Count every line that has "globalsolar" in it and give the total, nothing more.

____

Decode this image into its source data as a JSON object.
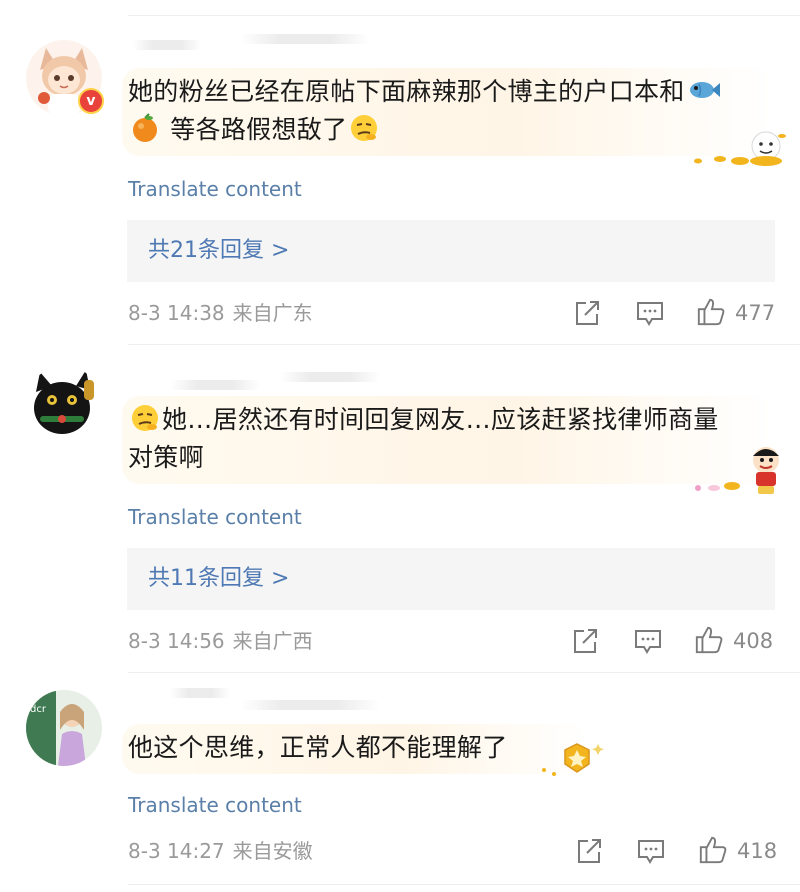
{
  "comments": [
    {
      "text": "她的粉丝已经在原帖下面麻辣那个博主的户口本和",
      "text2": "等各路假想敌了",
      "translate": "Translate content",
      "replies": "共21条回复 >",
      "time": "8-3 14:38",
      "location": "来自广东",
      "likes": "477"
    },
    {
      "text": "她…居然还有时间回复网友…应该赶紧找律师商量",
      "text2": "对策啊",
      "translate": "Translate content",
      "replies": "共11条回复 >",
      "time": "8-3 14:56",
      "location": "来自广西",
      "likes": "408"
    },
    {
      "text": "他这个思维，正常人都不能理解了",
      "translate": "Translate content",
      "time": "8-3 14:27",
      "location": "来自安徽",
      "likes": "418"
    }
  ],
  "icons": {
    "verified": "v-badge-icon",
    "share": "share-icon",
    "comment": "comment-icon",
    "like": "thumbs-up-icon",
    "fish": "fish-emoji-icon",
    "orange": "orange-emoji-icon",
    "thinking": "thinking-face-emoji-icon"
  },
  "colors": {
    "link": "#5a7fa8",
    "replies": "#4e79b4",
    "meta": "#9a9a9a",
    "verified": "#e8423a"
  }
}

____

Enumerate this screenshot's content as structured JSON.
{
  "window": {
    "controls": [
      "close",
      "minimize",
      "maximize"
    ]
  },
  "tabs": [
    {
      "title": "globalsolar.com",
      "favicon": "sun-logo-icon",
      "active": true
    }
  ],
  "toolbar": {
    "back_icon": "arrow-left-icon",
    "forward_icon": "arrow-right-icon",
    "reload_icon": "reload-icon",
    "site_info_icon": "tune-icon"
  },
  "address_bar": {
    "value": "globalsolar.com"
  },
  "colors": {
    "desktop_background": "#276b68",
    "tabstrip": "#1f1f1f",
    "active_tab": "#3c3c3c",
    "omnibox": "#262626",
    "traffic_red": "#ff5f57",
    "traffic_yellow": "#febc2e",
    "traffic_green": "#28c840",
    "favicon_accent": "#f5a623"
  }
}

____

→ TASK OUTPUT:
2